Begin STORED RECORDS

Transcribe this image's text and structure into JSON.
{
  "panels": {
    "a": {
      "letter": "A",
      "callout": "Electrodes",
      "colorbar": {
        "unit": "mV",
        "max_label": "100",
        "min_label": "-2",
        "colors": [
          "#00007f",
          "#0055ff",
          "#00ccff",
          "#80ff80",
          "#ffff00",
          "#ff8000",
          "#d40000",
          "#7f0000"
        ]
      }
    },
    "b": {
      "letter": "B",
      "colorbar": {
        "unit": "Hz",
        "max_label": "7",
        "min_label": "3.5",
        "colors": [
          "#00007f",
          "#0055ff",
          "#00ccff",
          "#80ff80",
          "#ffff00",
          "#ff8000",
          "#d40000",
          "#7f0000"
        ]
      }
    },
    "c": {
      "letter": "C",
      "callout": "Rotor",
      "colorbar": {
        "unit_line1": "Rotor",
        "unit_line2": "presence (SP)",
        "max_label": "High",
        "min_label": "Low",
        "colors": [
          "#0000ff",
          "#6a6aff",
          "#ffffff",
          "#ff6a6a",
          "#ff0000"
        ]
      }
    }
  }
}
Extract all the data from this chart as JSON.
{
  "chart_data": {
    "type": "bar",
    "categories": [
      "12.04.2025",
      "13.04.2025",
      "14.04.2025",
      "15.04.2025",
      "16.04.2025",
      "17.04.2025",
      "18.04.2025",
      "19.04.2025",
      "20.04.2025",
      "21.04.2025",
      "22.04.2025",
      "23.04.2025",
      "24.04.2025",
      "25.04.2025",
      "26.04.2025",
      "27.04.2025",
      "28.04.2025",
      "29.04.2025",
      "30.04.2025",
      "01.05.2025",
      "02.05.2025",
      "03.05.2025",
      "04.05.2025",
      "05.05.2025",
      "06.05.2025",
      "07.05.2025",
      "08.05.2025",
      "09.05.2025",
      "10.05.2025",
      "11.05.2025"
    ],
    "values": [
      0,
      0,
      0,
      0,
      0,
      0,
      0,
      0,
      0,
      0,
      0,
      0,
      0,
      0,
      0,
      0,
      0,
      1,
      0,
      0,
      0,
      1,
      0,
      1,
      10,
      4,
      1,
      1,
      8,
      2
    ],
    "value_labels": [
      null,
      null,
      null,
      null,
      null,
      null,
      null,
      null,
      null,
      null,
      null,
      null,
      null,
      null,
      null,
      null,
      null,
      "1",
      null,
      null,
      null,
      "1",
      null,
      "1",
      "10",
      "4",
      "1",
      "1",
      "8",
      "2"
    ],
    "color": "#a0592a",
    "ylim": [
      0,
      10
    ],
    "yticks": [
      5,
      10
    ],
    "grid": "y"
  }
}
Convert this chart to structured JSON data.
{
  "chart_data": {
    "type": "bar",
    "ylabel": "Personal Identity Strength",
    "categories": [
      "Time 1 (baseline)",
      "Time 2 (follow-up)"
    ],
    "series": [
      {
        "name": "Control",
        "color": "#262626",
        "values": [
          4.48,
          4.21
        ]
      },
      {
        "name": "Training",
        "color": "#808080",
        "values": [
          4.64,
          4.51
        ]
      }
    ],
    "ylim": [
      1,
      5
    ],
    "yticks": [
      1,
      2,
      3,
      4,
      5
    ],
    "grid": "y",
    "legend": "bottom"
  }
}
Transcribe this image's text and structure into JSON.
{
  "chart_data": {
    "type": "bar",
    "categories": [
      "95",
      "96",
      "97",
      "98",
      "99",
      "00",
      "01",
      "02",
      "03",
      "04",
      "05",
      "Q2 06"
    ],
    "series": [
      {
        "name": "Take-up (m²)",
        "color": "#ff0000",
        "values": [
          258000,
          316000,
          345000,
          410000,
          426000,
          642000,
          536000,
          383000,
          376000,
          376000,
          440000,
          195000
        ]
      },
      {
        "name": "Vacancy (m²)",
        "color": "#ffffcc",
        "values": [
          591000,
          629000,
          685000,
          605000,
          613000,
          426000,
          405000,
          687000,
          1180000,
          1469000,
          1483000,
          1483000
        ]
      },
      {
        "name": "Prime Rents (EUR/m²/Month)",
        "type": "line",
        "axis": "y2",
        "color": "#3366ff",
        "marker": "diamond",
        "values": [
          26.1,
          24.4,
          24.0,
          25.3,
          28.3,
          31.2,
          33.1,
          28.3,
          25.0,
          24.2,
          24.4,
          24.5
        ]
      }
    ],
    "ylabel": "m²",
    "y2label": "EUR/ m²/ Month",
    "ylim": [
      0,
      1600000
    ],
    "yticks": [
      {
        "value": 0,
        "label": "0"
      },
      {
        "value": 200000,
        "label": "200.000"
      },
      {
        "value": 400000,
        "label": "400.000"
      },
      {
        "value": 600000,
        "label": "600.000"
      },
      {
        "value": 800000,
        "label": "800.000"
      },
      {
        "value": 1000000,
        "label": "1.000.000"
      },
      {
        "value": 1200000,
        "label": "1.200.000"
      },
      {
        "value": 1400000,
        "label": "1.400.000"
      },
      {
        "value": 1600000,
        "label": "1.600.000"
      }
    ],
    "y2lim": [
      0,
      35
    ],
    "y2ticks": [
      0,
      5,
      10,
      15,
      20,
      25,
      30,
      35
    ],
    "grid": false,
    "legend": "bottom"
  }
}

End STORED RECORDS

WRITTEN PROBLEM
Return the material in full, exactly as shown.

TASK RESPONSE
Transcribe this image's text and structure into JSON.
{
  "panels": {
    "a": {
      "letter": "A",
      "callout": "Electrodes",
      "colorbar": {
        "unit": "mV",
        "max_label": "100",
        "min_label": "-2",
        "colors": [
          "#00007f",
          "#0055ff",
          "#00ccff",
          "#80ff80",
          "#ffff00",
          "#ff8000",
          "#d40000",
          "#7f0000"
        ]
      }
    },
    "b": {
      "letter": "B",
      "colorbar": {
        "unit": "Hz",
        "max_label": "7",
        "min_label": "3.5",
        "colors": [
          "#00007f",
          "#0055ff",
          "#00ccff",
          "#80ff80",
          "#ffff00",
          "#ff8000",
          "#d40000",
          "#7f0000"
        ]
      }
    },
    "c": {
      "letter": "C",
      "callout": "Rotor",
      "colorbar": {
        "unit_line1": "Rotor",
        "unit_line2": "presence (SP)",
        "max_label": "High",
        "min_label": "Low",
        "colors": [
          "#0000ff",
          "#6a6aff",
          "#ffffff",
          "#ff6a6a",
          "#ff0000"
        ]
      }
    }
  }
}
Extract all the data from this chart as JSON.
{
  "chart_data": {
    "type": "bar",
    "categories": [
      "12.04.2025",
      "13.04.2025",
      "14.04.2025",
      "15.04.2025",
      "16.04.2025",
      "17.04.2025",
      "18.04.2025",
      "19.04.2025",
      "20.04.2025",
      "21.04.2025",
      "22.04.2025",
      "23.04.2025",
      "24.04.2025",
      "25.04.2025",
      "26.04.2025",
      "27.04.2025",
      "28.04.2025",
      "29.04.2025",
      "30.04.2025",
      "01.05.2025",
      "02.05.2025",
      "03.05.2025",
      "04.05.2025",
      "05.05.2025",
      "06.05.2025",
      "07.05.2025",
      "08.05.2025",
      "09.05.2025",
      "10.05.2025",
      "11.05.2025"
    ],
    "values": [
      0,
      0,
      0,
      0,
      0,
      0,
      0,
      0,
      0,
      0,
      0,
      0,
      0,
      0,
      0,
      0,
      0,
      1,
      0,
      0,
      0,
      1,
      0,
      1,
      10,
      4,
      1,
      1,
      8,
      2
    ],
    "value_labels": [
      null,
      null,
      null,
      null,
      null,
      null,
      null,
      null,
      null,
      null,
      null,
      null,
      null,
      null,
      null,
      null,
      null,
      "1",
      null,
      null,
      null,
      "1",
      null,
      "1",
      "10",
      "4",
      "1",
      "1",
      "8",
      "2"
    ],
    "color": "#a0592a",
    "ylim": [
      0,
      10
    ],
    "yticks": [
      5,
      10
    ],
    "grid": "y"
  }
}
Convert this chart to structured JSON data.
{
  "chart_data": {
    "type": "bar",
    "ylabel": "Personal Identity Strength",
    "categories": [
      "Time 1 (baseline)",
      "Time 2 (follow-up)"
    ],
    "series": [
      {
        "name": "Control",
        "color": "#262626",
        "values": [
          4.48,
          4.21
        ]
      },
      {
        "name": "Training",
        "color": "#808080",
        "values": [
          4.64,
          4.51
        ]
      }
    ],
    "ylim": [
      1,
      5
    ],
    "yticks": [
      1,
      2,
      3,
      4,
      5
    ],
    "grid": "y",
    "legend": "bottom"
  }
}
Transcribe this image's text and structure into JSON.
{
  "chart_data": {
    "type": "bar",
    "categories": [
      "95",
      "96",
      "97",
      "98",
      "99",
      "00",
      "01",
      "02",
      "03",
      "04",
      "05",
      "Q2 06"
    ],
    "series": [
      {
        "name": "Take-up (m²)",
        "color": "#ff0000",
        "values": [
          258000,
          316000,
          345000,
          410000,
          426000,
          642000,
          536000,
          383000,
          376000,
          376000,
          440000,
          195000
        ]
      },
      {
        "name": "Vacancy (m²)",
        "color": "#ffffcc",
        "values": [
          591000,
          629000,
          685000,
          605000,
          613000,
          426000,
          405000,
          687000,
          1180000,
          1469000,
          1483000,
          1483000
        ]
      },
      {
        "name": "Prime Rents (EUR/m²/Month)",
        "type": "line",
        "axis": "y2",
        "color": "#3366ff",
        "marker": "diamond",
        "values": [
          26.1,
          24.4,
          24.0,
          25.3,
          28.3,
          31.2,
          33.1,
          28.3,
          25.0,
          24.2,
          24.4,
          24.5
        ]
      }
    ],
    "ylabel": "m²",
    "y2label": "EUR/ m²/ Month",
    "ylim": [
      0,
      1600000
    ],
    "yticks": [
      {
        "value": 0,
        "label": "0"
      },
      {
        "value": 200000,
        "label": "200.000"
      },
      {
        "value": 400000,
        "label": "400.000"
      },
      {
        "value": 600000,
        "label": "600.000"
      },
      {
        "value": 800000,
        "label": "800.000"
      },
      {
        "value": 1000000,
        "label": "1.000.000"
      },
      {
        "value": 1200000,
        "label": "1.200.000"
      },
      {
        "value": 1400000,
        "label": "1.400.000"
      },
      {
        "value": 1600000,
        "label": "1.600.000"
      }
    ],
    "y2lim": [
      0,
      35
    ],
    "y2ticks": [
      0,
      5,
      10,
      15,
      20,
      25,
      30,
      35
    ],
    "grid": false,
    "legend": "bottom"
  }
}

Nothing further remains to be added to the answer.